**Your task:** Print each line exactly as it is given.

— start —

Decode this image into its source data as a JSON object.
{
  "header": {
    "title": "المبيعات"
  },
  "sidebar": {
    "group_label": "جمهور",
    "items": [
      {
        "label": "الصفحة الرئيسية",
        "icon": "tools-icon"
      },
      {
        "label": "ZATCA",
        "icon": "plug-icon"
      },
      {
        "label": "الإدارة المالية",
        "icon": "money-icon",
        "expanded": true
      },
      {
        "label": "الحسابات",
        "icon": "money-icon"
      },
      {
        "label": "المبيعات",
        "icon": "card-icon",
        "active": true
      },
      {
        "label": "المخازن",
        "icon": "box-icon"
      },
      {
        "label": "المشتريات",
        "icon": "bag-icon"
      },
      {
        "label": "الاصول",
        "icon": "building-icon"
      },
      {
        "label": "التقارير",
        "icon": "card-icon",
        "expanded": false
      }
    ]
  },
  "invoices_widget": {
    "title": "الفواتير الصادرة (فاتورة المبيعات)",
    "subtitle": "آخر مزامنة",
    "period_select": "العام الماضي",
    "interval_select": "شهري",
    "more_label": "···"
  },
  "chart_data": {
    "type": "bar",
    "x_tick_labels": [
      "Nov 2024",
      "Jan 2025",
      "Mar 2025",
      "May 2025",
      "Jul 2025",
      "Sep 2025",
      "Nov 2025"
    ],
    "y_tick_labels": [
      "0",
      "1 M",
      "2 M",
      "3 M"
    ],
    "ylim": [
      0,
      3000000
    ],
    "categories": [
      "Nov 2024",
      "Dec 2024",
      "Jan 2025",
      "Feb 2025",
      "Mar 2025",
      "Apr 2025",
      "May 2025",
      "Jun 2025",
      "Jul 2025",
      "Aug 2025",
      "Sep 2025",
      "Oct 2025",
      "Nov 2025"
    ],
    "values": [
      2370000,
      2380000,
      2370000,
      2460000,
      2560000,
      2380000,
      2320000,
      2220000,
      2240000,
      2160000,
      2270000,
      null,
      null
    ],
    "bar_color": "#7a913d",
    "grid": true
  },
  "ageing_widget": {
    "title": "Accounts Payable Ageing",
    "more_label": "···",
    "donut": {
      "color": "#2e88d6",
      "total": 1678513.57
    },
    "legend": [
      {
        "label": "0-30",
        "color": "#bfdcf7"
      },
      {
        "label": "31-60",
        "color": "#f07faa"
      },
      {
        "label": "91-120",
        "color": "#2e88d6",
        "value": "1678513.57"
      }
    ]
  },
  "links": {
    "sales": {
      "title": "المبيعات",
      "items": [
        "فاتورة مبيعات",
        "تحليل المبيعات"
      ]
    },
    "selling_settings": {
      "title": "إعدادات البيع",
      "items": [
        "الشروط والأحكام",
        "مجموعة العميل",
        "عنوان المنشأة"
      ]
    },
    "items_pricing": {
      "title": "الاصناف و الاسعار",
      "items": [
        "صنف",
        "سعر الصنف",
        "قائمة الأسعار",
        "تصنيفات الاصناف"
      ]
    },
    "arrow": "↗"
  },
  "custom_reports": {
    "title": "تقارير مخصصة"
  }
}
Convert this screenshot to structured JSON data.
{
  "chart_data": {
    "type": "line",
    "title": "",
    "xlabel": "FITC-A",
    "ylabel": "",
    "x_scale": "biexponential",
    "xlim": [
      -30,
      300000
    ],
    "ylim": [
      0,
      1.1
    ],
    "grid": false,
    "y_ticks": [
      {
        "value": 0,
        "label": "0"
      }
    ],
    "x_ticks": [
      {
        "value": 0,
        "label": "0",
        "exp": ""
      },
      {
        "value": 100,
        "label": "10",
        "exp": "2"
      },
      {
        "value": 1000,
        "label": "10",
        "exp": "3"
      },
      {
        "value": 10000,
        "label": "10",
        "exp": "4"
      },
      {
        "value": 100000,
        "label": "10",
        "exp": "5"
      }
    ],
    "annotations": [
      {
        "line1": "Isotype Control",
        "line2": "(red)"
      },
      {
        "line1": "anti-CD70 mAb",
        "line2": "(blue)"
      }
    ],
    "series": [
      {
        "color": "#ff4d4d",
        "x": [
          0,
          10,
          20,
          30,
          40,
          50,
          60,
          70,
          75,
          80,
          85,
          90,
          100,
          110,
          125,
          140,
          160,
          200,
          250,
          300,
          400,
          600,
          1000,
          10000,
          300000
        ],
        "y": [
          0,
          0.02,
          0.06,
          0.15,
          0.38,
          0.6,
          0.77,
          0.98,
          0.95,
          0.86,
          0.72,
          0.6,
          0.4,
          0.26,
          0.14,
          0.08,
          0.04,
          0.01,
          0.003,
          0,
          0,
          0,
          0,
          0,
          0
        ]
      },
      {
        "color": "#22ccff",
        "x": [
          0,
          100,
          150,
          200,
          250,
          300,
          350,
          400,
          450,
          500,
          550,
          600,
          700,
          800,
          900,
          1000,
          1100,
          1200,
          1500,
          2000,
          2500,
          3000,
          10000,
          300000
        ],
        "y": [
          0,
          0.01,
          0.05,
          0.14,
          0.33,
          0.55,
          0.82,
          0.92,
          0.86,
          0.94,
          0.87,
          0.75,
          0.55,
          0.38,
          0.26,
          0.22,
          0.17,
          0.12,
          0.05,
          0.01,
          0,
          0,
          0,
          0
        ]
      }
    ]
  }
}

— end —

**Result for this exercise:**
Decode this image into its source data as a JSON object.
{
  "header": {
    "title": "المبيعات"
  },
  "sidebar": {
    "group_label": "جمهور",
    "items": [
      {
        "label": "الصفحة الرئيسية",
        "icon": "tools-icon"
      },
      {
        "label": "ZATCA",
        "icon": "plug-icon"
      },
      {
        "label": "الإدارة المالية",
        "icon": "money-icon",
        "expanded": true
      },
      {
        "label": "الحسابات",
        "icon": "money-icon"
      },
      {
        "label": "المبيعات",
        "icon": "card-icon",
        "active": true
      },
      {
        "label": "المخازن",
        "icon": "box-icon"
      },
      {
        "label": "المشتريات",
        "icon": "bag-icon"
      },
      {
        "label": "الاصول",
        "icon": "building-icon"
      },
      {
        "label": "التقارير",
        "icon": "card-icon",
        "expanded": false
      }
    ]
  },
  "invoices_widget": {
    "title": "الفواتير الصادرة (فاتورة المبيعات)",
    "subtitle": "آخر مزامنة",
    "period_select": "العام الماضي",
    "interval_select": "شهري",
    "more_label": "···"
  },
  "chart_data": {
    "type": "bar",
    "x_tick_labels": [
      "Nov 2024",
      "Jan 2025",
      "Mar 2025",
      "May 2025",
      "Jul 2025",
      "Sep 2025",
      "Nov 2025"
    ],
    "y_tick_labels": [
      "0",
      "1 M",
      "2 M",
      "3 M"
    ],
    "ylim": [
      0,
      3000000
    ],
    "categories": [
      "Nov 2024",
      "Dec 2024",
      "Jan 2025",
      "Feb 2025",
      "Mar 2025",
      "Apr 2025",
      "May 2025",
      "Jun 2025",
      "Jul 2025",
      "Aug 2025",
      "Sep 2025",
      "Oct 2025",
      "Nov 2025"
    ],
    "values": [
      2370000,
      2380000,
      2370000,
      2460000,
      2560000,
      2380000,
      2320000,
      2220000,
      2240000,
      2160000,
      2270000,
      null,
      null
    ],
    "bar_color": "#7a913d",
    "grid": true
  },
  "ageing_widget": {
    "title": "Accounts Payable Ageing",
    "more_label": "···",
    "donut": {
      "color": "#2e88d6",
      "total": 1678513.57
    },
    "legend": [
      {
        "label": "0-30",
        "color": "#bfdcf7"
      },
      {
        "label": "31-60",
        "color": "#f07faa"
      },
      {
        "label": "91-120",
        "color": "#2e88d6",
        "value": "1678513.57"
      }
    ]
  },
  "links": {
    "sales": {
      "title": "المبيعات",
      "items": [
        "فاتورة مبيعات",
        "تحليل المبيعات"
      ]
    },
    "selling_settings": {
      "title": "إعدادات البيع",
      "items": [
        "الشروط والأحكام",
        "مجموعة العميل",
        "عنوان المنشأة"
      ]
    },
    "items_pricing": {
      "title": "الاصناف و الاسعار",
      "items": [
        "صنف",
        "سعر الصنف",
        "قائمة الأسعار",
        "تصنيفات الاصناف"
      ]
    },
    "arrow": "↗"
  },
  "custom_reports": {
    "title": "تقارير مخصصة"
  }
}
Convert this screenshot to structured JSON data.
{
  "chart_data": {
    "type": "line",
    "title": "",
    "xlabel": "FITC-A",
    "ylabel": "",
    "x_scale": "biexponential",
    "xlim": [
      -30,
      300000
    ],
    "ylim": [
      0,
      1.1
    ],
    "grid": false,
    "y_ticks": [
      {
        "value": 0,
        "label": "0"
      }
    ],
    "x_ticks": [
      {
        "value": 0,
        "label": "0",
        "exp": ""
      },
      {
        "value": 100,
        "label": "10",
        "exp": "2"
      },
      {
        "value": 1000,
        "label": "10",
        "exp": "3"
      },
      {
        "value": 10000,
        "label": "10",
        "exp": "4"
      },
      {
        "value": 100000,
        "label": "10",
        "exp": "5"
      }
    ],
    "annotations": [
      {
        "line1": "Isotype Control",
        "line2": "(red)"
      },
      {
        "line1": "anti-CD70 mAb",
        "line2": "(blue)"
      }
    ],
    "series": [
      {
        "color": "#ff4d4d",
        "x": [
          0,
          10,
          20,
          30,
          40,
          50,
          60,
          70,
          75,
          80,
          85,
          90,
          100,
          110,
          125,
          140,
          160,
          200,
          250,
          300,
          400,
          600,
          1000,
          10000,
          300000
        ],
        "y": [
          0,
          0.02,
          0.06,
          0.15,
          0.38,
          0.6,
          0.77,
          0.98,
          0.95,
          0.86,
          0.72,
          0.6,
          0.4,
          0.26,
          0.14,
          0.08,
          0.04,
          0.01,
          0.003,
          0,
          0,
          0,
          0,
          0,
          0
        ]
      },
      {
        "color": "#22ccff",
        "x": [
          0,
          100,
          150,
          200,
          250,
          300,
          350,
          400,
          450,
          500,
          550,
          600,
          700,
          800,
          900,
          1000,
          1100,
          1200,
          1500,
          2000,
          2500,
          3000,
          10000,
          300000
        ],
        "y": [
          0,
          0.01,
          0.05,
          0.14,
          0.33,
          0.55,
          0.82,
          0.92,
          0.86,
          0.94,
          0.87,
          0.75,
          0.55,
          0.38,
          0.26,
          0.22,
          0.17,
          0.12,
          0.05,
          0.01,
          0,
          0,
          0,
          0
        ]
      }
    ]
  }
}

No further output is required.